- _Stated exercise_
Draw out every line with the word "chômage" from the listing below.

- _Available records_
########################################
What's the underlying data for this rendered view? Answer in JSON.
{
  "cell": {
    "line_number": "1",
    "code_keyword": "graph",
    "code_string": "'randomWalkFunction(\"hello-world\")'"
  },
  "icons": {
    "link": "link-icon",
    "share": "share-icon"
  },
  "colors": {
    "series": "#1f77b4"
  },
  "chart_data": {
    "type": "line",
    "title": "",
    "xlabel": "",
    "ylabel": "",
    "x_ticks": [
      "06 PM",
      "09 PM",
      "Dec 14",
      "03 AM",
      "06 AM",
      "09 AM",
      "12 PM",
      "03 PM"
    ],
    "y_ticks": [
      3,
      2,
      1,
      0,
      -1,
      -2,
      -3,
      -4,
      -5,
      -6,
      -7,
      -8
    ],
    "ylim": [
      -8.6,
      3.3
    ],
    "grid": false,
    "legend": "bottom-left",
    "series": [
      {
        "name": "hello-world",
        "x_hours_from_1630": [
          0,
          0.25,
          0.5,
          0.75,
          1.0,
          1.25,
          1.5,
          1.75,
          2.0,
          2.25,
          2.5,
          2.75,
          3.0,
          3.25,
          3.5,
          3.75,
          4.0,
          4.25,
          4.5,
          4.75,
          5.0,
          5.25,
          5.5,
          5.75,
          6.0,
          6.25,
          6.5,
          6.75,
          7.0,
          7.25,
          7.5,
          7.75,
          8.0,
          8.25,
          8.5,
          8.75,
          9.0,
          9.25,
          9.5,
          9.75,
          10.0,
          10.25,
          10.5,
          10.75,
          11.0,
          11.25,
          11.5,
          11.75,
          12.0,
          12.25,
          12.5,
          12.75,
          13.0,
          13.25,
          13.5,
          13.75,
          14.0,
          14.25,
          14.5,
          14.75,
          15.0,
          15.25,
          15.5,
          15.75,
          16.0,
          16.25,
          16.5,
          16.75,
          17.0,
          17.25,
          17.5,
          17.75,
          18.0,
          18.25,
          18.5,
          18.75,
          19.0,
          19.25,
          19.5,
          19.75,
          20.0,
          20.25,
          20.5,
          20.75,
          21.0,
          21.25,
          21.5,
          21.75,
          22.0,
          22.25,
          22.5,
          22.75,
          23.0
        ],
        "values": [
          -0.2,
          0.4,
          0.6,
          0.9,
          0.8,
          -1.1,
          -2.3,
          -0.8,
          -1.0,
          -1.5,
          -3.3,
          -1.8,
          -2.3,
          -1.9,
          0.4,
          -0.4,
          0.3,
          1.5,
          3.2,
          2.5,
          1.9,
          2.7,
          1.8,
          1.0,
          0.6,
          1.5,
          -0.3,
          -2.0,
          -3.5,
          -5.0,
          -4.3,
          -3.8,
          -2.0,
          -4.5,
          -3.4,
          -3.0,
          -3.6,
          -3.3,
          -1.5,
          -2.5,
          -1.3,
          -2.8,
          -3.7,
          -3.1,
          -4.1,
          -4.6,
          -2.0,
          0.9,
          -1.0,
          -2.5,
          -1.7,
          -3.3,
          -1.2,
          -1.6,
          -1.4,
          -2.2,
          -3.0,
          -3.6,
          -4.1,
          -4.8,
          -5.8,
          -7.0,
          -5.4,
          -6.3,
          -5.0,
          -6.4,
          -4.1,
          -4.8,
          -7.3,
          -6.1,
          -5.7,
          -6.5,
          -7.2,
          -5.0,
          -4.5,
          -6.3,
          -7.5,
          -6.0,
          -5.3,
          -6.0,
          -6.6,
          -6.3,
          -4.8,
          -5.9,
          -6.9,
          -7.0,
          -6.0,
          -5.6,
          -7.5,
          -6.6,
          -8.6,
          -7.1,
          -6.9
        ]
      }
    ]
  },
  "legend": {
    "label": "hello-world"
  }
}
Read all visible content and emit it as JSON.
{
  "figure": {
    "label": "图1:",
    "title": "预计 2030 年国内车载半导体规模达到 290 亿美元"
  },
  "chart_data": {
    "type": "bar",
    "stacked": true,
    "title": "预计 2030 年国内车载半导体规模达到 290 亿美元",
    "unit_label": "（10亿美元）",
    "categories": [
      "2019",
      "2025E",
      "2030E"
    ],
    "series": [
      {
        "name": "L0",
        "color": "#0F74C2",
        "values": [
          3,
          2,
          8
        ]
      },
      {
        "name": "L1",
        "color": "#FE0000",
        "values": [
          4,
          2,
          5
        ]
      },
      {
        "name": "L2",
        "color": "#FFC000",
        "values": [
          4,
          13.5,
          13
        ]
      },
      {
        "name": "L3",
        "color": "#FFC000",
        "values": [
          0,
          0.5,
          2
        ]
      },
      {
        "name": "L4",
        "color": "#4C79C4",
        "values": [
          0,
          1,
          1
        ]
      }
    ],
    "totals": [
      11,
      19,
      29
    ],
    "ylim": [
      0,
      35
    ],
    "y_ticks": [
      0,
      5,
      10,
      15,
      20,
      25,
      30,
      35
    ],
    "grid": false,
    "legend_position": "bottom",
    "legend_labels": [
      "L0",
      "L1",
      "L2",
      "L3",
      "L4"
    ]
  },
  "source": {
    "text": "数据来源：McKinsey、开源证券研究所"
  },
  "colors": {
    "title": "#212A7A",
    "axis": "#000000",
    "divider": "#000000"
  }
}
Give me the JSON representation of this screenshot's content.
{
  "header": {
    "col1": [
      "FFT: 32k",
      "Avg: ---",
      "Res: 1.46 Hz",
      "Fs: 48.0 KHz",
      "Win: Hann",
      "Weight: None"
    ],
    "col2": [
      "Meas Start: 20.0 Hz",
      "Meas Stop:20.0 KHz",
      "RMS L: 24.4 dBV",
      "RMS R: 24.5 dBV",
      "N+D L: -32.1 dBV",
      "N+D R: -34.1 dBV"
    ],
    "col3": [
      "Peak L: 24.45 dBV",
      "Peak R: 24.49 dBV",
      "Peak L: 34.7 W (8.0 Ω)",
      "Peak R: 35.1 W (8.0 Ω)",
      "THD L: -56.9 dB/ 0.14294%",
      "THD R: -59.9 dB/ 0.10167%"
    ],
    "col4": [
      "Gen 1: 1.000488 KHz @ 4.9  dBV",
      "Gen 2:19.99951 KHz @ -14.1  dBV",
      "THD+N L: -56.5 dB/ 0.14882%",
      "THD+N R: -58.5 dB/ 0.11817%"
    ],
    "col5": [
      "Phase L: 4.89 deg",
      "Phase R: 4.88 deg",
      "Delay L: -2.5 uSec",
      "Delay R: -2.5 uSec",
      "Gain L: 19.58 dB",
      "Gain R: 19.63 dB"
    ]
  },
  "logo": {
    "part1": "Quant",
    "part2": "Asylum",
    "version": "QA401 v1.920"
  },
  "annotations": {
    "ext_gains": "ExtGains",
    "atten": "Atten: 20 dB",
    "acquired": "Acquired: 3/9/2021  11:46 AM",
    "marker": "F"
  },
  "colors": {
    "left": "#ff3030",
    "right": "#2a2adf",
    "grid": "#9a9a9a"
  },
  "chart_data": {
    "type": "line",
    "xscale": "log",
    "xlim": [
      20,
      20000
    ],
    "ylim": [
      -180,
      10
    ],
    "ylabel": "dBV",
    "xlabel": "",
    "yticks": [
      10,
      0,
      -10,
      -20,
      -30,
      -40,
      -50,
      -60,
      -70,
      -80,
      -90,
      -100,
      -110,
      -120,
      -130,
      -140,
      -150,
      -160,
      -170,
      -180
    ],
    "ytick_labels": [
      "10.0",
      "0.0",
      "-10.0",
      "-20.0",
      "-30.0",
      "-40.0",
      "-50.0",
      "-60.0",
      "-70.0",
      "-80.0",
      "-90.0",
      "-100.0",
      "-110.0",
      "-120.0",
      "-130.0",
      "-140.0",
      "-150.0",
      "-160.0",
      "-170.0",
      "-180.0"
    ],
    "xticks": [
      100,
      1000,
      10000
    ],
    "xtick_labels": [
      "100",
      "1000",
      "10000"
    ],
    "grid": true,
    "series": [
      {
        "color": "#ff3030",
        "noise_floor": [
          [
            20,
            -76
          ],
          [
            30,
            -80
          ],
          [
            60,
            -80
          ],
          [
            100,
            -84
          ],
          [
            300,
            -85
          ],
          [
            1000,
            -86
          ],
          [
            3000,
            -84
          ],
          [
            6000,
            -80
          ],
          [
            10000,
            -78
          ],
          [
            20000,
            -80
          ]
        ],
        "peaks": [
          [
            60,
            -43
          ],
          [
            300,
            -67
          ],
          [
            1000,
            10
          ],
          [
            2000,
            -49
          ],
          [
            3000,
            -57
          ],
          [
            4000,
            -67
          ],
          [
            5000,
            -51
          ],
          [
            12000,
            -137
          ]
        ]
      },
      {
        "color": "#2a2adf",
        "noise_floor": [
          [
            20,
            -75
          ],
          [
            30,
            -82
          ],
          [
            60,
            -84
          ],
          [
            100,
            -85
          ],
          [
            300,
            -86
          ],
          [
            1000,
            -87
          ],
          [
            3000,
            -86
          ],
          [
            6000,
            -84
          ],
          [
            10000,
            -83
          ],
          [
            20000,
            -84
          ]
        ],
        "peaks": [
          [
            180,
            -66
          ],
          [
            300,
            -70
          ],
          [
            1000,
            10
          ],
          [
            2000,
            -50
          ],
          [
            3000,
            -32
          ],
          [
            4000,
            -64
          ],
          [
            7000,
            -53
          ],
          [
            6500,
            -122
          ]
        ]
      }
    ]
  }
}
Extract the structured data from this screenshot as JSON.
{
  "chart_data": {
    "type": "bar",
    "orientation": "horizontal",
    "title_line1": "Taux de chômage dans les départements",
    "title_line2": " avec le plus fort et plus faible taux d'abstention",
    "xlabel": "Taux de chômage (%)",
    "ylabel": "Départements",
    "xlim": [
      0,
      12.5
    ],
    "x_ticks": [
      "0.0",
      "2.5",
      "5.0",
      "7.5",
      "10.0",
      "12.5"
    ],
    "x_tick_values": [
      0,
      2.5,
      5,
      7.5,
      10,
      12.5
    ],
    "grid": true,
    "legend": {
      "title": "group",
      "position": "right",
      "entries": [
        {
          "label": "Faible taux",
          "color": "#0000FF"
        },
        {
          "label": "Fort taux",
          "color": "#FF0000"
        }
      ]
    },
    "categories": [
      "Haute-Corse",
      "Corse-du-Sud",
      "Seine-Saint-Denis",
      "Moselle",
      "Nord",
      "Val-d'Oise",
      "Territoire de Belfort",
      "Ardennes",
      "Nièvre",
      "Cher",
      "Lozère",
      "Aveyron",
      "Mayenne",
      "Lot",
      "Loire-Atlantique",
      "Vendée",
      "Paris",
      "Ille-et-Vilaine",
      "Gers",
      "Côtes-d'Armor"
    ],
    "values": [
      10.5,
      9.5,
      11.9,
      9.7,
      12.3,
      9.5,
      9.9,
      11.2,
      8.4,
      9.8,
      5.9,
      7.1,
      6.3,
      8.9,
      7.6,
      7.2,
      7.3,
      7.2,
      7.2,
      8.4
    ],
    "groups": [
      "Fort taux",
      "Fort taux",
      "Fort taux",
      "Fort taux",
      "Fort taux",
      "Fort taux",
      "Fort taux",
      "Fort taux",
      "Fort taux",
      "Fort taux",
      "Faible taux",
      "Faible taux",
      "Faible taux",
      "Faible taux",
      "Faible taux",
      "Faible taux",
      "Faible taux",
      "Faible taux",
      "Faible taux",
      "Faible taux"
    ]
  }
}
########################################
- _Solution_
    "title_line1": "Taux de chômage dans les départements",
    "xlabel": "Taux de chômage (%)",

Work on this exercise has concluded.